Start
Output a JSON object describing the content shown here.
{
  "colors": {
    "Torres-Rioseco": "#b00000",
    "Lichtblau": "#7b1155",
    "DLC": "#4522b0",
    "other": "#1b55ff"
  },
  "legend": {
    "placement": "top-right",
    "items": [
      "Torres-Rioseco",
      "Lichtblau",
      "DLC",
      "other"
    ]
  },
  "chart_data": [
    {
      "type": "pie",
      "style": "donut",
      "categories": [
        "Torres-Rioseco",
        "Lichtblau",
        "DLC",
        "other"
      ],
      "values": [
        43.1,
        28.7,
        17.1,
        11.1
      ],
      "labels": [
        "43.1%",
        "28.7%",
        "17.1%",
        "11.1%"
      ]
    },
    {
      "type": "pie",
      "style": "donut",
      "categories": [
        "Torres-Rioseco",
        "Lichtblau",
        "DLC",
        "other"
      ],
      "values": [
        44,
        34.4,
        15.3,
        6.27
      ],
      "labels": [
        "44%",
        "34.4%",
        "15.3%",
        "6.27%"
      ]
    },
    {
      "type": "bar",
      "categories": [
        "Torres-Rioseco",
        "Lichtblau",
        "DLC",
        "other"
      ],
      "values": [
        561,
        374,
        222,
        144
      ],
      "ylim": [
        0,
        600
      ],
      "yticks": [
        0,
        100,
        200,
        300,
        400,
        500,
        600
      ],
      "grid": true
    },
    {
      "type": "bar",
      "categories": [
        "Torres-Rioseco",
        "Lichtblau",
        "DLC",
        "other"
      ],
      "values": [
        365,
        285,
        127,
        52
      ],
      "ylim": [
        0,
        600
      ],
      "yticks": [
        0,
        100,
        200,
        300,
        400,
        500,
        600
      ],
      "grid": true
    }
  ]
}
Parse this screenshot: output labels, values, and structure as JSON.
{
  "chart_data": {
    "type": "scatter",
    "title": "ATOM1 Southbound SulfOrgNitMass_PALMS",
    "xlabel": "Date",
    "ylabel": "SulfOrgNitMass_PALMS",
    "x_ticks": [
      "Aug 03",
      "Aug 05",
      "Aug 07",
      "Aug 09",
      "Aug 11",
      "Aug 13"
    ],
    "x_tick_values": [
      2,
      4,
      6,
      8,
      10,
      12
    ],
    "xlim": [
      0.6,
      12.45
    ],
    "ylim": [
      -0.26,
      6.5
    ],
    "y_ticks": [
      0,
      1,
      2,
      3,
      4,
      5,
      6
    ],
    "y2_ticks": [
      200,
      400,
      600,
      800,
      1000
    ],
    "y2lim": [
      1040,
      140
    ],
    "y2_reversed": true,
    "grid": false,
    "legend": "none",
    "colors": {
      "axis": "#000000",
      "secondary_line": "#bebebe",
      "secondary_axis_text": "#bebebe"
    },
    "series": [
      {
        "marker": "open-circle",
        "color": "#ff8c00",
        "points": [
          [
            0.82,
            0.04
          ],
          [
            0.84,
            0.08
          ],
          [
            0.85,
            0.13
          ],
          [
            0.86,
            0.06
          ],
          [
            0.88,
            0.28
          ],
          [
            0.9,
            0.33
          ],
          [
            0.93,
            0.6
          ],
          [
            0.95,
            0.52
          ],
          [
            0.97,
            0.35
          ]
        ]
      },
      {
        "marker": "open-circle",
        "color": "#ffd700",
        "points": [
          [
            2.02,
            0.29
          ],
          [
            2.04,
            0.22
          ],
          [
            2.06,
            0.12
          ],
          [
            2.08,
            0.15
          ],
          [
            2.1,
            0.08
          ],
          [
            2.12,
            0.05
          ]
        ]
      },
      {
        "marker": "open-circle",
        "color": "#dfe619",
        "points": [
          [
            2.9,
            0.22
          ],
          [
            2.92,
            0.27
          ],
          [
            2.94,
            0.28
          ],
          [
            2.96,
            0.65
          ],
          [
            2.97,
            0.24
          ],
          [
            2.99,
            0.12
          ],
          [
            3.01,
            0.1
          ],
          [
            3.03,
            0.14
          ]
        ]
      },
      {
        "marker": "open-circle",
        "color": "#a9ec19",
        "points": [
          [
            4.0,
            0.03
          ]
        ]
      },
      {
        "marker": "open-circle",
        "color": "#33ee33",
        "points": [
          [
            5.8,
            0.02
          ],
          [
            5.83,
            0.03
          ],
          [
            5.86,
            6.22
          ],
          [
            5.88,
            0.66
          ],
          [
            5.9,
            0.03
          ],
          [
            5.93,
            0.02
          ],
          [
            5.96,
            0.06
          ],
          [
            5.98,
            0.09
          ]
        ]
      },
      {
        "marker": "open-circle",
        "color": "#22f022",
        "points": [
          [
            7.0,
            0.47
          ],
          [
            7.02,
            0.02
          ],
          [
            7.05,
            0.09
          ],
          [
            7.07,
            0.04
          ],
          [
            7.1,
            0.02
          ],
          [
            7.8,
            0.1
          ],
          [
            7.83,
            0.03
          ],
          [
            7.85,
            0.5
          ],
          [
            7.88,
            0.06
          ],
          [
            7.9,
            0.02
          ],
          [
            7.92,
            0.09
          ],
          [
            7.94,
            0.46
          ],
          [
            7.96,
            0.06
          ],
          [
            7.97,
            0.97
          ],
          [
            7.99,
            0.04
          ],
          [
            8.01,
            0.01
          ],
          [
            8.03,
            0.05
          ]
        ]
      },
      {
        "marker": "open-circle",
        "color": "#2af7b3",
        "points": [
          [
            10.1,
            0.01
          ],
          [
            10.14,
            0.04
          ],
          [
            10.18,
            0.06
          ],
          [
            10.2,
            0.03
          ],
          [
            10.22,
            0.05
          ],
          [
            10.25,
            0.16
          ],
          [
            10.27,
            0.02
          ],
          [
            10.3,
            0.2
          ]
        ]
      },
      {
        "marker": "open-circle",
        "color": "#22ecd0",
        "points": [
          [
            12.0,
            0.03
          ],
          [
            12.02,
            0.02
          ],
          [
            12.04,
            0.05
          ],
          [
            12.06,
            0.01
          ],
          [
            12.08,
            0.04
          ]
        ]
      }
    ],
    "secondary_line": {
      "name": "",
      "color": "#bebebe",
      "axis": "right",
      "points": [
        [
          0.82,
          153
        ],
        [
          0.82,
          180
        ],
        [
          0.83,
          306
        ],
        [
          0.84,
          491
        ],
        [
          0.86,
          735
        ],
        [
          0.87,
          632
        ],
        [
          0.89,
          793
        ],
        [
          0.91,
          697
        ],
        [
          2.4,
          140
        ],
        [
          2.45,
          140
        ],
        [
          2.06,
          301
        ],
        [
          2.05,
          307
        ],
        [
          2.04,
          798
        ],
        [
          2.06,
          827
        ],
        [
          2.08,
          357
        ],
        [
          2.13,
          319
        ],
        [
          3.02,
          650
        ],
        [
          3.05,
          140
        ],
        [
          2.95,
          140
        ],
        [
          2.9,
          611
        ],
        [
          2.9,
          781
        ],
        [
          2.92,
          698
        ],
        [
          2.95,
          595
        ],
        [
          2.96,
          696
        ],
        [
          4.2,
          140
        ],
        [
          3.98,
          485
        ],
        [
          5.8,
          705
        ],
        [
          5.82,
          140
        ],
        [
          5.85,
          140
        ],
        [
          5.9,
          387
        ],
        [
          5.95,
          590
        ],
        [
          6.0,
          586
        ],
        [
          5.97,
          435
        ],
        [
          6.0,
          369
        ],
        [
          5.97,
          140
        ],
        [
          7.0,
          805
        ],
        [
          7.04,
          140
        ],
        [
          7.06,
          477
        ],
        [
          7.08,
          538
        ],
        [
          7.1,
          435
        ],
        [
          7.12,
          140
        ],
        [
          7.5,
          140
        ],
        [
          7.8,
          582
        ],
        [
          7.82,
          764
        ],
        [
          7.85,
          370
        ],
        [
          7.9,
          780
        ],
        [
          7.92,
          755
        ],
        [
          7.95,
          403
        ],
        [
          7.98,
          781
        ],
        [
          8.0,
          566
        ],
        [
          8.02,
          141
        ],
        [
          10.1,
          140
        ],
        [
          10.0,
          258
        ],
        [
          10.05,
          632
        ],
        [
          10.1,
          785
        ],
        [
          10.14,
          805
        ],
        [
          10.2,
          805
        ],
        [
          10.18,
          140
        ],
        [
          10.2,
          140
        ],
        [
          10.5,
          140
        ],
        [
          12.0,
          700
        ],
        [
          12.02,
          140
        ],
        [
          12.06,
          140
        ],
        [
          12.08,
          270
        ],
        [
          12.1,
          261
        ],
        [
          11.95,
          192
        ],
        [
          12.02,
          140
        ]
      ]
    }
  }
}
End
Start
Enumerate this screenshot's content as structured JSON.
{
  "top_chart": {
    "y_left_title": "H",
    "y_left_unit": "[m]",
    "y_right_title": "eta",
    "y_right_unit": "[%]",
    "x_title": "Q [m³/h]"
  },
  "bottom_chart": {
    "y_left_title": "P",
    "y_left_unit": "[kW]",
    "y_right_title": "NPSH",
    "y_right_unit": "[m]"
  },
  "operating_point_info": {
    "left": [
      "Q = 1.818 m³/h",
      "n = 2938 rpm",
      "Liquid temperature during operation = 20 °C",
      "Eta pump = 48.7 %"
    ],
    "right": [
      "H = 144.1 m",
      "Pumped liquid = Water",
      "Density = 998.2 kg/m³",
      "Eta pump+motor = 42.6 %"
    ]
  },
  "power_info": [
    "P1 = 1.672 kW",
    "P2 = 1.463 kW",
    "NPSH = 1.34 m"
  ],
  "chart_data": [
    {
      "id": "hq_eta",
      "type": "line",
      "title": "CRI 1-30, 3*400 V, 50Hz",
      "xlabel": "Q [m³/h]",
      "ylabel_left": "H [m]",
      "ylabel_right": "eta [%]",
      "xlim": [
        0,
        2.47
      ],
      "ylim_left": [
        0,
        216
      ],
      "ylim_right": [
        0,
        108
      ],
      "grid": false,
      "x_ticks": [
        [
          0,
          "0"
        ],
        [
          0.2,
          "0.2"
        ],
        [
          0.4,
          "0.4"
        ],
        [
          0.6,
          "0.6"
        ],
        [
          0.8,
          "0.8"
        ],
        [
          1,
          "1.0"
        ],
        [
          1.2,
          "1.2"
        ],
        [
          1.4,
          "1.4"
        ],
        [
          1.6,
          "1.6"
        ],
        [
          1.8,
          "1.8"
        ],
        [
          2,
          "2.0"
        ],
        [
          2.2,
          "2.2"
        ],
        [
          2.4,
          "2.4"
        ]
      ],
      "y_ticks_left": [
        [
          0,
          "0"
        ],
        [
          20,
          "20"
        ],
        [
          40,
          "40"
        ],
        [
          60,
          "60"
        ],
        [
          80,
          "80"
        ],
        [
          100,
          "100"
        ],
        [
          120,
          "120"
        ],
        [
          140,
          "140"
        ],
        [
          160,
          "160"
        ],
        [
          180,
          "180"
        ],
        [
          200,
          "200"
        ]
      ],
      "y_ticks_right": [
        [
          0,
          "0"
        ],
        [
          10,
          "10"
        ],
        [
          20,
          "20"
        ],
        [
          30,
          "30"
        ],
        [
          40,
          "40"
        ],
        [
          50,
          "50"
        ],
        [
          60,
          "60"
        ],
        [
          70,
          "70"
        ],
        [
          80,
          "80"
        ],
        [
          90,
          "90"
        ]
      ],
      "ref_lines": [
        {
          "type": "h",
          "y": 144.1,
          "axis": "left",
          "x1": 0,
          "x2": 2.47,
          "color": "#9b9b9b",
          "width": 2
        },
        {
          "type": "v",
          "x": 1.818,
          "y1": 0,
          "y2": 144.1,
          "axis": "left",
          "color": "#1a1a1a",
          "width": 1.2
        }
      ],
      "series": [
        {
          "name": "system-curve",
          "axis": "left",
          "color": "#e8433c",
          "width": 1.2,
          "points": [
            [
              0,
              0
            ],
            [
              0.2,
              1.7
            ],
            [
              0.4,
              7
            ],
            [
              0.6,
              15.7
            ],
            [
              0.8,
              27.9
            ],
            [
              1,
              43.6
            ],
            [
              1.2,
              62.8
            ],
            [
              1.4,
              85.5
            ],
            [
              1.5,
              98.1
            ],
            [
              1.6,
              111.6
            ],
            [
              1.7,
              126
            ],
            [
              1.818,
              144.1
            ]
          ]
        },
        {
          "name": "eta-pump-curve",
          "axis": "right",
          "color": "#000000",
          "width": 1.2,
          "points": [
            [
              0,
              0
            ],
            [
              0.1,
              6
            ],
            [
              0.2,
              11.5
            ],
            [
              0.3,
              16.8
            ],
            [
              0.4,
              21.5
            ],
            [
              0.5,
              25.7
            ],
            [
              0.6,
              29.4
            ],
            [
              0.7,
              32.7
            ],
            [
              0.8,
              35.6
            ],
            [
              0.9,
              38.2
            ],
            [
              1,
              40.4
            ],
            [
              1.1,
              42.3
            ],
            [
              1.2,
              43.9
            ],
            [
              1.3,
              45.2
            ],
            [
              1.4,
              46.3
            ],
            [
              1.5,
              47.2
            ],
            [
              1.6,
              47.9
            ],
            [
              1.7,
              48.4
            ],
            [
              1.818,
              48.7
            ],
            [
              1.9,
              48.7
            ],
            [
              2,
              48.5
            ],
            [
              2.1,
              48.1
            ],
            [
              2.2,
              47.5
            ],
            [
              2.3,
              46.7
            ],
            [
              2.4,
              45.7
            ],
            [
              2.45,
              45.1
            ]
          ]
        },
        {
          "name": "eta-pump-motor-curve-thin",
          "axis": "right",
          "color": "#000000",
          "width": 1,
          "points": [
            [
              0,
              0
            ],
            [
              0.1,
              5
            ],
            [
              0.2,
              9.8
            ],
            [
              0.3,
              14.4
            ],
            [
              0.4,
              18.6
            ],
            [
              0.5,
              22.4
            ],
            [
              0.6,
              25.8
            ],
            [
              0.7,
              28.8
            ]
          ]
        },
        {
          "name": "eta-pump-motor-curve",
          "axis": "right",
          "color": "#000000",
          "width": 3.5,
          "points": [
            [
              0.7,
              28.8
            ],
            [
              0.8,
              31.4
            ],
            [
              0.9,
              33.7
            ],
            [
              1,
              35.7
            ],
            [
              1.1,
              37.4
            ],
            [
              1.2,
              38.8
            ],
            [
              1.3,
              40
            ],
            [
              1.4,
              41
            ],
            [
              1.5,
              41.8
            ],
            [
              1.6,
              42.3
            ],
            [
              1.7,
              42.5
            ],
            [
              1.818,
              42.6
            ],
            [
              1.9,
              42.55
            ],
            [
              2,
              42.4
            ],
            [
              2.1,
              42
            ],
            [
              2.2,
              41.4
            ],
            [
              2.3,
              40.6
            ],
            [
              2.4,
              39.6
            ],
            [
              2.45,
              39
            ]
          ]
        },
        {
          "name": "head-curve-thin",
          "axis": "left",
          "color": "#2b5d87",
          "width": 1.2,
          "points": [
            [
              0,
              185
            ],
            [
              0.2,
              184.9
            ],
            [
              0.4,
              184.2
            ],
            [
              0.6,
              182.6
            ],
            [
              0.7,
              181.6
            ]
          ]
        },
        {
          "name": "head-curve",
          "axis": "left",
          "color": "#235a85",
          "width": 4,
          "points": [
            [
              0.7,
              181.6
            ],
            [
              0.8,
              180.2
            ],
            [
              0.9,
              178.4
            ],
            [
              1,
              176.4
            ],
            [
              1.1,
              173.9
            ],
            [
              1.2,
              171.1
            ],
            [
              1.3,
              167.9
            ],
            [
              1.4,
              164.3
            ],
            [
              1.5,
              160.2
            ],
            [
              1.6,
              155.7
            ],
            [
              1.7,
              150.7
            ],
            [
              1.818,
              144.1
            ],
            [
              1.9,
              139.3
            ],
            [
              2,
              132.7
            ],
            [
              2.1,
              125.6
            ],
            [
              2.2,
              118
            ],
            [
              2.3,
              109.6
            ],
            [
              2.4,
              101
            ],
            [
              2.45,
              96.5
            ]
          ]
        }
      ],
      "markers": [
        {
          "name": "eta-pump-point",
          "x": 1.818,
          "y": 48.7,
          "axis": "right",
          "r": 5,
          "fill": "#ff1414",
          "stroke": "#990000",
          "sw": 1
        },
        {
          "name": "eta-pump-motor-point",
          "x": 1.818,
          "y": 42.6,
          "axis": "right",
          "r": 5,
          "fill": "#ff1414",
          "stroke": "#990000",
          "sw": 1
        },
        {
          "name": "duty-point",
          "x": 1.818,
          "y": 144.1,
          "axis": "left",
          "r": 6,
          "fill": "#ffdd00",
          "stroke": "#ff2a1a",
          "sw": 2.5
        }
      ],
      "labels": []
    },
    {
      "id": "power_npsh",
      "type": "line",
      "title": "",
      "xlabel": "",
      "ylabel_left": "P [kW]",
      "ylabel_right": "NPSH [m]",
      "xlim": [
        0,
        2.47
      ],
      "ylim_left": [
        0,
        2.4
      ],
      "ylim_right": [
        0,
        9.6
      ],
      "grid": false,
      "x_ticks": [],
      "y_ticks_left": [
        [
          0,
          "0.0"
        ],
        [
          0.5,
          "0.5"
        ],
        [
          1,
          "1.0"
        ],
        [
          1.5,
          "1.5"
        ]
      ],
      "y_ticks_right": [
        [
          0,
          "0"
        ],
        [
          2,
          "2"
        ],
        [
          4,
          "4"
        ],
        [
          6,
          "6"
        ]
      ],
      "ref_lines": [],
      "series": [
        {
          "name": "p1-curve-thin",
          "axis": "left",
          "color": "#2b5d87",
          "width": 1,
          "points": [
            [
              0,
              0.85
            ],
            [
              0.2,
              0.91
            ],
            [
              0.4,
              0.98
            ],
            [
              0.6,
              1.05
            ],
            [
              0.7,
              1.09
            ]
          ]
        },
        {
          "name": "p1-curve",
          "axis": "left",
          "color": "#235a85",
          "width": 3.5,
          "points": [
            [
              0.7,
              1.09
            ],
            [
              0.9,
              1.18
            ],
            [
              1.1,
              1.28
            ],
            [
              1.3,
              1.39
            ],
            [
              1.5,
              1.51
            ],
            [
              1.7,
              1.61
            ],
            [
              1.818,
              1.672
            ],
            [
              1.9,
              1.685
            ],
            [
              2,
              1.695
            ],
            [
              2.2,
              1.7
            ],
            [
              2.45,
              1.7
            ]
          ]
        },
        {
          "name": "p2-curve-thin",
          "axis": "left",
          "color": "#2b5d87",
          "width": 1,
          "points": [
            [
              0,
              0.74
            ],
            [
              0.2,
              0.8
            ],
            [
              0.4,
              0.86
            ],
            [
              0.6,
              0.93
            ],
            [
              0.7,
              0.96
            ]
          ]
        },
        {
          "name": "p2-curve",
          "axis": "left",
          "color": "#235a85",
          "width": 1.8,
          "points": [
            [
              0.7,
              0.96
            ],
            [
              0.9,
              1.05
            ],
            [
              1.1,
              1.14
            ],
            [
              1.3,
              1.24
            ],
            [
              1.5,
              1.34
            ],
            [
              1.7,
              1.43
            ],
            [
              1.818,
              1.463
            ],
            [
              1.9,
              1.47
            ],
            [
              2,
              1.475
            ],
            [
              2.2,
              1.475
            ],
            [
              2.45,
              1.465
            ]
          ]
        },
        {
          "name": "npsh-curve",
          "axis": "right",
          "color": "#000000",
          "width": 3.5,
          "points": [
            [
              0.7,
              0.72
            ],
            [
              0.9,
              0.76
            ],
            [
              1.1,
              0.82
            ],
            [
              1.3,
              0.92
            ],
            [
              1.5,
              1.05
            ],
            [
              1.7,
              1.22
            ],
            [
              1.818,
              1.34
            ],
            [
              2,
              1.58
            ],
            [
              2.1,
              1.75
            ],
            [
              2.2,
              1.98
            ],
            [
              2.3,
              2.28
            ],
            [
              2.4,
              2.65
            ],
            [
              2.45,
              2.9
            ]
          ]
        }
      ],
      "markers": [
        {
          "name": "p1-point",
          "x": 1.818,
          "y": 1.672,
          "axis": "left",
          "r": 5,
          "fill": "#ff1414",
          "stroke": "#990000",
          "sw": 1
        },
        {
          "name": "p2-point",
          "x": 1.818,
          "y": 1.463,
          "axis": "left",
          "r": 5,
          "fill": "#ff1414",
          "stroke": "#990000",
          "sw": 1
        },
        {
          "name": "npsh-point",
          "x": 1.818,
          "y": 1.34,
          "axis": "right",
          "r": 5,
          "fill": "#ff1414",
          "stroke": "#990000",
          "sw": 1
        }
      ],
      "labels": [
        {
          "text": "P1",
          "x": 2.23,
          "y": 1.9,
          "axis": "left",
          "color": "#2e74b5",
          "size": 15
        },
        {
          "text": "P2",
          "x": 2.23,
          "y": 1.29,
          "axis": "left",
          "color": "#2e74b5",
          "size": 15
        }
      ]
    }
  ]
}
End
Where a line above contains the string "this", copy that line.

Parse this screenshot: output labels, values, and structure as JSON.
Enumerate this screenshot's content as structured JSON.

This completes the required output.